Faithfully return all lines, omitting every embedded picture.

* start PROVIDED DATA *

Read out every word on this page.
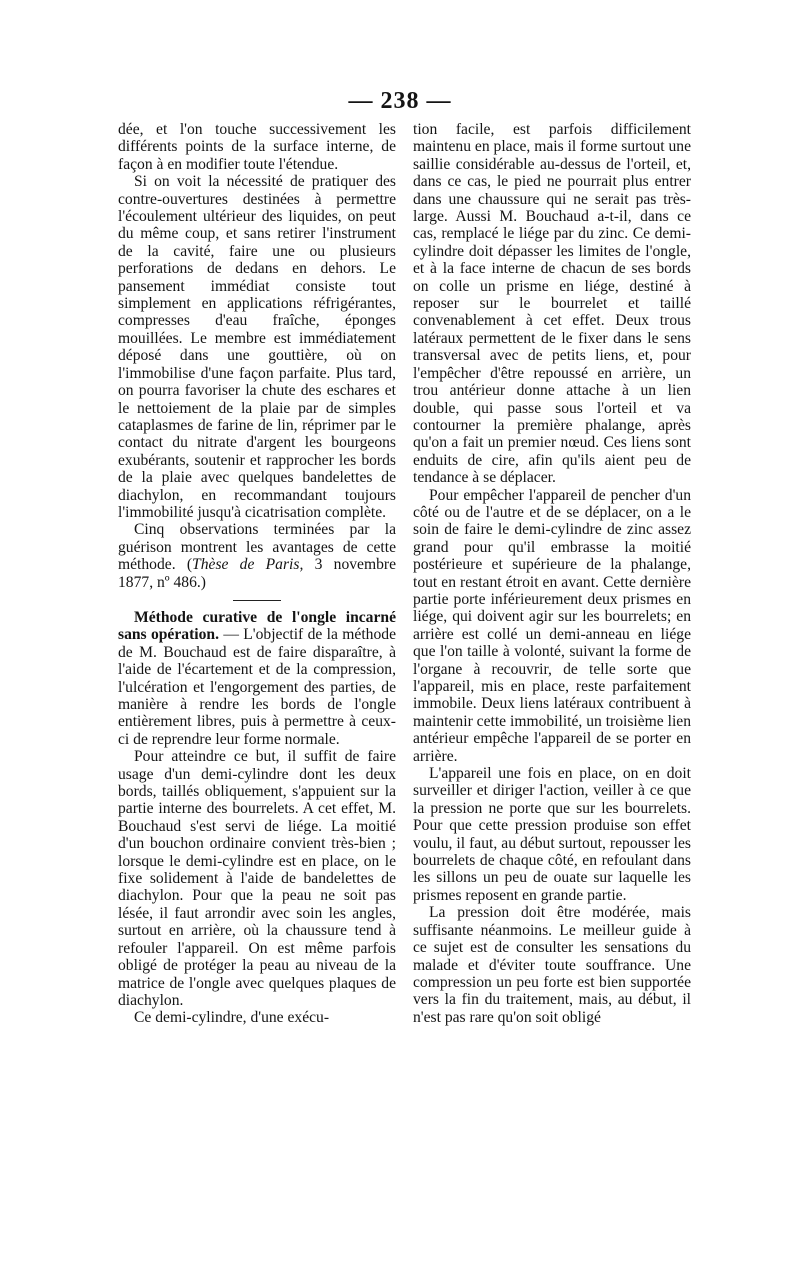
— 238 —

dée, et l'on touche successivement les différents points de la surface interne, de façon à en modifier toute l'étendue.

Si on voit la nécessité de pratiquer des contre-ouvertures destinées à permettre l'écoulement ultérieur des liquides, on peut du même coup, et sans retirer l'instrument de la cavité, faire une ou plusieurs perforations de dedans en dehors. Le pansement immédiat consiste tout simplement en applications réfrigérantes, compresses d'eau fraîche, éponges mouillées. Le membre est immédiatement déposé dans une gouttière, où on l'immobilise d'une façon parfaite. Plus tard, on pourra favoriser la chute des eschares et le nettoiement de la plaie par de simples cataplasmes de farine de lin, réprimer par le contact du nitrate d'argent les bourgeons exubérants, soutenir et rapprocher les bords de la plaie avec quelques bandelettes de diachylon, en recommandant toujours l'immobilité jusqu'à cicatrisation complète.

Cinq observations terminées par la guérison montrent les avantages de cette méthode. (Thèse de Paris, 3 novembre 1877, nº 486.)

Méthode curative de l'ongle incarné sans opération. — L'objectif de la méthode de M. Bouchaud est de faire disparaître, à l'aide de l'écartement et de la compression, l'ulcération et l'engorgement des parties, de manière à rendre les bords de l'ongle entièrement libres, puis à permettre à ceux-ci de reprendre leur forme normale.

Pour atteindre ce but, il suffit de faire usage d'un demi-cylindre dont les deux bords, taillés obliquement, s'appuient sur la partie interne des bourrelets. A cet effet, M. Bouchaud s'est servi de liége. La moitié d'un bouchon ordinaire convient très-bien ; lorsque le demi-cylindre est en place, on le fixe solidement à l'aide de bandelettes de diachylon. Pour que la peau ne soit pas lésée, il faut arrondir avec soin les angles, surtout en arrière, où la chaussure tend à refouler l'appareil. On est même parfois obligé de protéger la peau au niveau de la matrice de l'ongle avec quelques plaques de diachylon.

Ce demi-cylindre, d'une exécu-

tion facile, est parfois difficilement maintenu en place, mais il forme surtout une saillie considérable au-dessus de l'orteil, et, dans ce cas, le pied ne pourrait plus entrer dans une chaussure qui ne serait pas très-large. Aussi M. Bouchaud a-t-il, dans ce cas, remplacé le liége par du zinc. Ce demi-cylindre doit dépasser les limites de l'ongle, et à la face interne de chacun de ses bords on colle un prisme en liége, destiné à reposer sur le bourrelet et taillé convenablement à cet effet. Deux trous latéraux permettent de le fixer dans le sens transversal avec de petits liens, et, pour l'empêcher d'être repoussé en arrière, un trou antérieur donne attache à un lien double, qui passe sous l'orteil et va contourner la première phalange, après qu'on a fait un premier nœud. Ces liens sont enduits de cire, afin qu'ils aient peu de tendance à se déplacer.

Pour empêcher l'appareil de pencher d'un côté ou de l'autre et de se déplacer, on a le soin de faire le demi-cylindre de zinc assez grand pour qu'il embrasse la moitié postérieure et supérieure de la phalange, tout en restant étroit en avant. Cette dernière partie porte inférieurement deux prismes en liége, qui doivent agir sur les bourrelets; en arrière est collé un demi-anneau en liége que l'on taille à volonté, suivant la forme de l'organe à recouvrir, de telle sorte que l'appareil, mis en place, reste parfaitement immobile. Deux liens latéraux contribuent à maintenir cette immobilité, un troisième lien antérieur empêche l'appareil de se porter en arrière.

L'appareil une fois en place, on en doit surveiller et diriger l'action, veiller à ce que la pression ne porte que sur les bourrelets. Pour que cette pression produise son effet voulu, il faut, au début surtout, repousser les bourrelets de chaque côté, en refoulant dans les sillons un peu de ouate sur laquelle les prismes reposent en grande partie.

La pression doit être modérée, mais suffisante néanmoins. Le meilleur guide à ce sujet est de consulter les sensations du malade et d'éviter toute souffrance. Une compression un peu forte est bien supportée vers la fin du traitement, mais, au début, il n'est pas rare qu'on soit obligé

* end PROVIDED DATA *

# TASK OUTPUT
Read out every word on this page.
— 238 —

dée, et l'on touche successivement les différents points de la surface interne, de façon à en modifier toute l'étendue.

Si on voit la nécessité de pratiquer des contre-ouvertures destinées à permettre l'écoulement ultérieur des liquides, on peut du même coup, et sans retirer l'instrument de la cavité, faire une ou plusieurs perforations de dedans en dehors. Le pansement immédiat consiste tout simplement en applications réfrigérantes, compresses d'eau fraîche, éponges mouillées. Le membre est immédiatement déposé dans une gouttière, où on l'immobilise d'une façon parfaite. Plus tard, on pourra favoriser la chute des eschares et le nettoiement de la plaie par de simples cataplasmes de farine de lin, réprimer par le contact du nitrate d'argent les bourgeons exubérants, soutenir et rapprocher les bords de la plaie avec quelques bandelettes de diachylon, en recommandant toujours l'immobilité jusqu'à cicatrisation complète.

Cinq observations terminées par la guérison montrent les avantages de cette méthode. (Thèse de Paris, 3 novembre 1877, nº 486.)

Méthode curative de l'ongle incarné sans opération. — L'objectif de la méthode de M. Bouchaud est de faire disparaître, à l'aide de l'écartement et de la compression, l'ulcération et l'engorgement des parties, de manière à rendre les bords de l'ongle entièrement libres, puis à permettre à ceux-ci de reprendre leur forme normale.

Pour atteindre ce but, il suffit de faire usage d'un demi-cylindre dont les deux bords, taillés obliquement, s'appuient sur la partie interne des bourrelets. A cet effet, M. Bouchaud s'est servi de liége. La moitié d'un bouchon ordinaire convient très-bien ; lorsque le demi-cylindre est en place, on le fixe solidement à l'aide de bandelettes de diachylon. Pour que la peau ne soit pas lésée, il faut arrondir avec soin les angles, surtout en arrière, où la chaussure tend à refouler l'appareil. On est même parfois obligé de protéger la peau au niveau de la matrice de l'ongle avec quelques plaques de diachylon.

Ce demi-cylindre, d'une exécu-

tion facile, est parfois difficilement maintenu en place, mais il forme surtout une saillie considérable au-dessus de l'orteil, et, dans ce cas, le pied ne pourrait plus entrer dans une chaussure qui ne serait pas très-large. Aussi M. Bouchaud a-t-il, dans ce cas, remplacé le liége par du zinc. Ce demi-cylindre doit dépasser les limites de l'ongle, et à la face interne de chacun de ses bords on colle un prisme en liége, destiné à reposer sur le bourrelet et taillé convenablement à cet effet. Deux trous latéraux permettent de le fixer dans le sens transversal avec de petits liens, et, pour l'empêcher d'être repoussé en arrière, un trou antérieur donne attache à un lien double, qui passe sous l'orteil et va contourner la première phalange, après qu'on a fait un premier nœud. Ces liens sont enduits de cire, afin qu'ils aient peu de tendance à se déplacer.

Pour empêcher l'appareil de pencher d'un côté ou de l'autre et de se déplacer, on a le soin de faire le demi-cylindre de zinc assez grand pour qu'il embrasse la moitié postérieure et supérieure de la phalange, tout en restant étroit en avant. Cette dernière partie porte inférieurement deux prismes en liége, qui doivent agir sur les bourrelets; en arrière est collé un demi-anneau en liége que l'on taille à volonté, suivant la forme de l'organe à recouvrir, de telle sorte que l'appareil, mis en place, reste parfaitement immobile. Deux liens latéraux contribuent à maintenir cette immobilité, un troisième lien antérieur empêche l'appareil de se porter en arrière.

L'appareil une fois en place, on en doit surveiller et diriger l'action, veiller à ce que la pression ne porte que sur les bourrelets. Pour que cette pression produise son effet voulu, il faut, au début surtout, repousser les bourrelets de chaque côté, en refoulant dans les sillons un peu de ouate sur laquelle les prismes reposent en grande partie.

La pression doit être modérée, mais suffisante néanmoins. Le meilleur guide à ce sujet est de consulter les sensations du malade et d'éviter toute souffrance. Une compression un peu forte est bien supportée vers la fin du traitement, mais, au début, il n'est pas rare qu'on soit obligé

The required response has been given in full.